SHORT TASK – Retype the data below without altering anything.

PROVIDED MATERIAL –
-------------------------
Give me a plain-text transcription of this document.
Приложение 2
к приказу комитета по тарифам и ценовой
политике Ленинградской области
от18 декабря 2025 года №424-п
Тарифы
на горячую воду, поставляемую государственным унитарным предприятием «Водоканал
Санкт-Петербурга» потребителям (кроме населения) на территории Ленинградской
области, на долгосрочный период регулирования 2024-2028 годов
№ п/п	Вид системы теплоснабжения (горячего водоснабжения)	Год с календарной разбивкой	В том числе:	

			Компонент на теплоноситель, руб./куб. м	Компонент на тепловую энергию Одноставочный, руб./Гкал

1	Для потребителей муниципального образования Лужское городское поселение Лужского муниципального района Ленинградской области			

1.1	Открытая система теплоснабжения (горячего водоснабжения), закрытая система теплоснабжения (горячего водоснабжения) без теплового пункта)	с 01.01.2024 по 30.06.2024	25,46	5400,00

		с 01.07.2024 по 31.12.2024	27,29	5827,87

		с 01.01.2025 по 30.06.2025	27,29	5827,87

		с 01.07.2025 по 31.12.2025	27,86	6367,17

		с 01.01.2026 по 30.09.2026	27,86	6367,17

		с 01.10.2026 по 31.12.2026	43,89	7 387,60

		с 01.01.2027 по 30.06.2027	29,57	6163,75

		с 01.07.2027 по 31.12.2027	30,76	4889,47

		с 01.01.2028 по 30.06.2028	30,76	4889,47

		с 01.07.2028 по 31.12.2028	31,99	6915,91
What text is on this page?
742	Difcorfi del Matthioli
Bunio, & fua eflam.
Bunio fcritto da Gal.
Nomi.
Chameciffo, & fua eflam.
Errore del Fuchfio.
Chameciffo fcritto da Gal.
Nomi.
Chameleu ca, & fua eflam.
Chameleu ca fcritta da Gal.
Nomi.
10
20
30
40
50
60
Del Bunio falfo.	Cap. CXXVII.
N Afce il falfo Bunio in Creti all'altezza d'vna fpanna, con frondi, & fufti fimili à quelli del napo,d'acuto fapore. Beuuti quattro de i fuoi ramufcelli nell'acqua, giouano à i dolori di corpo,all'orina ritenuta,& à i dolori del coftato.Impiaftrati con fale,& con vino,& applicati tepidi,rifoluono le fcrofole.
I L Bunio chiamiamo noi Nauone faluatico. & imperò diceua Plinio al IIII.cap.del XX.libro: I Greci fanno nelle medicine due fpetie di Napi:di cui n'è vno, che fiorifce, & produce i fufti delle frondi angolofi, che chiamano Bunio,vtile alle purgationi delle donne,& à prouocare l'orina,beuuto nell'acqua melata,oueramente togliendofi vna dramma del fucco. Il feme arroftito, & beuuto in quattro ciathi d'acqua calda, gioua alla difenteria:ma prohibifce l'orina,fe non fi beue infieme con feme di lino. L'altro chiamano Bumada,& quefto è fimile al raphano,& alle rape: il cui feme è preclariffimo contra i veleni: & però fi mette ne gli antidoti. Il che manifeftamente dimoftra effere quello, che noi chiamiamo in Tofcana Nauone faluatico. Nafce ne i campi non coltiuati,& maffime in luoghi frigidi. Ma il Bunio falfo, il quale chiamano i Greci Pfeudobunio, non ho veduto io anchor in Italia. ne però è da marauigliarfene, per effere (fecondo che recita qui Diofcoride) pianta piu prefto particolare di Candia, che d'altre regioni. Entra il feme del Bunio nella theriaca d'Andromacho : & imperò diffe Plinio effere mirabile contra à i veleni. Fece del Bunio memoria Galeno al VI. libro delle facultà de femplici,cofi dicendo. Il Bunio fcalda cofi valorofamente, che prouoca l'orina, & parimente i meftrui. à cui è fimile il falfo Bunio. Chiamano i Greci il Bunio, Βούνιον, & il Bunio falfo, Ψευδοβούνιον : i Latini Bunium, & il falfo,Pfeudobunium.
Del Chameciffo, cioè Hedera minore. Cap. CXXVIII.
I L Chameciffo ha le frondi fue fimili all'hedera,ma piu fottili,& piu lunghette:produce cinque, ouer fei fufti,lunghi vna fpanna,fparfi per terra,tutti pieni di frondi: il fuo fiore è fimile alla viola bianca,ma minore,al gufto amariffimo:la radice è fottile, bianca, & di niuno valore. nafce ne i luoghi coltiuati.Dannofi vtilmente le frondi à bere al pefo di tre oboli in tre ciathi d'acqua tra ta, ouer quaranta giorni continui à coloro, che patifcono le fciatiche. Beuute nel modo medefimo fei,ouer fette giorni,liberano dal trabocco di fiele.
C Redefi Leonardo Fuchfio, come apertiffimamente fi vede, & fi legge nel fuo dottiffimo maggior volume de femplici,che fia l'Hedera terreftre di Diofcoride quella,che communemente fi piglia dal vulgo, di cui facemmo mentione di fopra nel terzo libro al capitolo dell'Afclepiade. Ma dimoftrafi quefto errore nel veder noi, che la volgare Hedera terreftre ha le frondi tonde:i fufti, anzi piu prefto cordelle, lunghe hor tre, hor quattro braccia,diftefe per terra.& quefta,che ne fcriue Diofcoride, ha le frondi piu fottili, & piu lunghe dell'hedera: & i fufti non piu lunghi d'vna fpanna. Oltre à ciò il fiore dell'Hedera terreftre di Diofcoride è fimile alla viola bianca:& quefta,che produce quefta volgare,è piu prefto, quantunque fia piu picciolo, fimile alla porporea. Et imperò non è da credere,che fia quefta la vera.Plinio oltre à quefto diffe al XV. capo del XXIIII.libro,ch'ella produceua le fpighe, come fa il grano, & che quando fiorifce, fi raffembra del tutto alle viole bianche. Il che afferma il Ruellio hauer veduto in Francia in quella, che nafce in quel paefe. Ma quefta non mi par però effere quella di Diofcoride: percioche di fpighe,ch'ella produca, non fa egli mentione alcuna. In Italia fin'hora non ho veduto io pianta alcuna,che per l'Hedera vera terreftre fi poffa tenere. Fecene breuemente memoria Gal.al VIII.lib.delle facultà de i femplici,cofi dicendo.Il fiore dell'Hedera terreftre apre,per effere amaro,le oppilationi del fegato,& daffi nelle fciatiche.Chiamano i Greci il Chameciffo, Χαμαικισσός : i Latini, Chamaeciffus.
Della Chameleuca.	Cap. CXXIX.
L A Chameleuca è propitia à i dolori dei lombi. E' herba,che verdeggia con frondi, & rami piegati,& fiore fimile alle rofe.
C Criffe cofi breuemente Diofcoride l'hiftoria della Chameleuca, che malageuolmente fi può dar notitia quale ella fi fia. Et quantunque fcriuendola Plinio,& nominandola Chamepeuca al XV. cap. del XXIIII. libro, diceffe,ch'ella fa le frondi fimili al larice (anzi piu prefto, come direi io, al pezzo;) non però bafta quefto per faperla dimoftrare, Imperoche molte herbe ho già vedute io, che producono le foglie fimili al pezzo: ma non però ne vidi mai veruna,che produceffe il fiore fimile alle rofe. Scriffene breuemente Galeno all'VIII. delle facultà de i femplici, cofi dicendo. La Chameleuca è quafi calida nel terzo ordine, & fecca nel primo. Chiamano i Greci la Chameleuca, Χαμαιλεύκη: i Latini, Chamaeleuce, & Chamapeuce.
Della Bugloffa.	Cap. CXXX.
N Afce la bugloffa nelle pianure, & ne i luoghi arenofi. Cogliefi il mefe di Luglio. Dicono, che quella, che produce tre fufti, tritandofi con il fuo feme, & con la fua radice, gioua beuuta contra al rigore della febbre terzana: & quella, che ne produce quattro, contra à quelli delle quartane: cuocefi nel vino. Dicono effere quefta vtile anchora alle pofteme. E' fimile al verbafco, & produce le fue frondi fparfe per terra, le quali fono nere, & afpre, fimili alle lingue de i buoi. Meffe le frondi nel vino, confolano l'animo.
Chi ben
-------------------------
WORKED SOLUTION –
Give me a plain-text transcription of this document.
Приложение 2
к приказу комитета по тарифам и ценовой
политике Ленинградской области
от18 декабря 2025 года №424-п
Тарифы
на горячую воду, поставляемую государственным унитарным предприятием «Водоканал
Санкт-Петербурга» потребителям (кроме населения) на территории Ленинградской
области, на долгосрочный период регулирования 2024-2028 годов
№ п/п	Вид системы теплоснабжения (горячего водоснабжения)	Год с календарной разбивкой	В том числе:	

			Компонент на теплоноситель, руб./куб. м	Компонент на тепловую энергию Одноставочный, руб./Гкал

1	Для потребителей муниципального образования Лужское городское поселение Лужского муниципального района Ленинградской области			

1.1	Открытая система теплоснабжения (горячего водоснабжения), закрытая система теплоснабжения (горячего водоснабжения) без теплового пункта)	с 01.01.2024 по 30.06.2024	25,46	5400,00

		с 01.07.2024 по 31.12.2024	27,29	5827,87

		с 01.01.2025 по 30.06.2025	27,29	5827,87

		с 01.07.2025 по 31.12.2025	27,86	6367,17

		с 01.01.2026 по 30.09.2026	27,86	6367,17

		с 01.10.2026 по 31.12.2026	43,89	7 387,60

		с 01.01.2027 по 30.06.2027	29,57	6163,75

		с 01.07.2027 по 31.12.2027	30,76	4889,47

		с 01.01.2028 по 30.06.2028	30,76	4889,47

		с 01.07.2028 по 31.12.2028	31,99	6915,91
What text is on this page?
742	Difcorfi del Matthioli
Bunio, & fua eflam.
Bunio fcritto da Gal.
Nomi.
Chameciffo, & fua eflam.
Errore del Fuchfio.
Chameciffo fcritto da Gal.
Nomi.
Chameleu ca, & fua eflam.
Chameleu ca fcritta da Gal.
Nomi.
10
20
30
40
50
60
Del Bunio falfo.	Cap. CXXVII.
N Afce il falfo Bunio in Creti all'altezza d'vna fpanna, con frondi, & fufti fimili à quelli del napo,d'acuto fapore. Beuuti quattro de i fuoi ramufcelli nell'acqua, giouano à i dolori di corpo,all'orina ritenuta,& à i dolori del coftato.Impiaftrati con fale,& con vino,& applicati tepidi,rifoluono le fcrofole.
I L Bunio chiamiamo noi Nauone faluatico. & imperò diceua Plinio al IIII.cap.del XX.libro: I Greci fanno nelle medicine due fpetie di Napi:di cui n'è vno, che fiorifce, & produce i fufti delle frondi angolofi, che chiamano Bunio,vtile alle purgationi delle donne,& à prouocare l'orina,beuuto nell'acqua melata,oueramente togliendofi vna dramma del fucco. Il feme arroftito, & beuuto in quattro ciathi d'acqua calda, gioua alla difenteria:ma prohibifce l'orina,fe non fi beue infieme con feme di lino. L'altro chiamano Bumada,& quefto è fimile al raphano,& alle rape: il cui feme è preclariffimo contra i veleni: & però fi mette ne gli antidoti. Il che manifeftamente dimoftra effere quello, che noi chiamiamo in Tofcana Nauone faluatico. Nafce ne i campi non coltiuati,& maffime in luoghi frigidi. Ma il Bunio falfo, il quale chiamano i Greci Pfeudobunio, non ho veduto io anchor in Italia. ne però è da marauigliarfene, per effere (fecondo che recita qui Diofcoride) pianta piu prefto particolare di Candia, che d'altre regioni. Entra il feme del Bunio nella theriaca d'Andromacho : & imperò diffe Plinio effere mirabile contra à i veleni. Fece del Bunio memoria Galeno al VI. libro delle facultà de femplici,cofi dicendo. Il Bunio fcalda cofi valorofamente, che prouoca l'orina, & parimente i meftrui. à cui è fimile il falfo Bunio. Chiamano i Greci il Bunio, Βούνιον, & il Bunio falfo, Ψευδοβούνιον : i Latini Bunium, & il falfo,Pfeudobunium.
Del Chameciffo, cioè Hedera minore. Cap. CXXVIII.
I L Chameciffo ha le frondi fue fimili all'hedera,ma piu fottili,& piu lunghette:produce cinque, ouer fei fufti,lunghi vna fpanna,fparfi per terra,tutti pieni di frondi: il fuo fiore è fimile alla viola bianca,ma minore,al gufto amariffimo:la radice è fottile, bianca, & di niuno valore. nafce ne i luoghi coltiuati.Dannofi vtilmente le frondi à bere al pefo di tre oboli in tre ciathi d'acqua tra ta, ouer quaranta giorni continui à coloro, che patifcono le fciatiche. Beuute nel modo medefimo fei,ouer fette giorni,liberano dal trabocco di fiele.
C Redefi Leonardo Fuchfio, come apertiffimamente fi vede, & fi legge nel fuo dottiffimo maggior volume de femplici,che fia l'Hedera terreftre di Diofcoride quella,che communemente fi piglia dal vulgo, di cui facemmo mentione di fopra nel terzo libro al capitolo dell'Afclepiade. Ma dimoftrafi quefto errore nel veder noi, che la volgare Hedera terreftre ha le frondi tonde:i fufti, anzi piu prefto cordelle, lunghe hor tre, hor quattro braccia,diftefe per terra.& quefta,che ne fcriue Diofcoride, ha le frondi piu fottili, & piu lunghe dell'hedera: & i fufti non piu lunghi d'vna fpanna. Oltre à ciò il fiore dell'Hedera terreftre di Diofcoride è fimile alla viola bianca:& quefta,che produce quefta volgare,è piu prefto, quantunque fia piu picciolo, fimile alla porporea. Et imperò non è da credere,che fia quefta la vera.Plinio oltre à quefto diffe al XV. capo del XXIIII.libro,ch'ella produceua le fpighe, come fa il grano, & che quando fiorifce, fi raffembra del tutto alle viole bianche. Il che afferma il Ruellio hauer veduto in Francia in quella, che nafce in quel paefe. Ma quefta non mi par però effere quella di Diofcoride: percioche di fpighe,ch'ella produca, non fa egli mentione alcuna. In Italia fin'hora non ho veduto io pianta alcuna,che per l'Hedera vera terreftre fi poffa tenere. Fecene breuemente memoria Gal.al VIII.lib.delle facultà de i femplici,cofi dicendo.Il fiore dell'Hedera terreftre apre,per effere amaro,le oppilationi del fegato,& daffi nelle fciatiche.Chiamano i Greci il Chameciffo, Χαμαικισσός : i Latini, Chamaeciffus.
Della Chameleuca.	Cap. CXXIX.
L A Chameleuca è propitia à i dolori dei lombi. E' herba,che verdeggia con frondi, & rami piegati,& fiore fimile alle rofe.
C Criffe cofi breuemente Diofcoride l'hiftoria della Chameleuca, che malageuolmente fi può dar notitia quale ella fi fia. Et quantunque fcriuendola Plinio,& nominandola Chamepeuca al XV. cap. del XXIIII. libro, diceffe,ch'ella fa le frondi fimili al larice (anzi piu prefto, come direi io, al pezzo;) non però bafta quefto per faperla dimoftrare, Imperoche molte herbe ho già vedute io, che producono le foglie fimili al pezzo: ma non però ne vidi mai veruna,che produceffe il fiore fimile alle rofe. Scriffene breuemente Galeno all'VIII. delle facultà de i femplici, cofi dicendo. La Chameleuca è quafi calida nel terzo ordine, & fecca nel primo. Chiamano i Greci la Chameleuca, Χαμαιλεύκη: i Latini, Chamaeleuce, & Chamapeuce.
Della Bugloffa.	Cap. CXXX.
N Afce la bugloffa nelle pianure, & ne i luoghi arenofi. Cogliefi il mefe di Luglio. Dicono, che quella, che produce tre fufti, tritandofi con il fuo feme, & con la fua radice, gioua beuuta contra al rigore della febbre terzana: & quella, che ne produce quattro, contra à quelli delle quartane: cuocefi nel vino. Dicono effere quefta vtile anchora alle pofteme. E' fimile al verbafco, & produce le fue frondi fparfe per terra, le quali fono nere, & afpre, fimili alle lingue de i buoi. Meffe le frondi nel vino, confolano l'animo.
Chi ben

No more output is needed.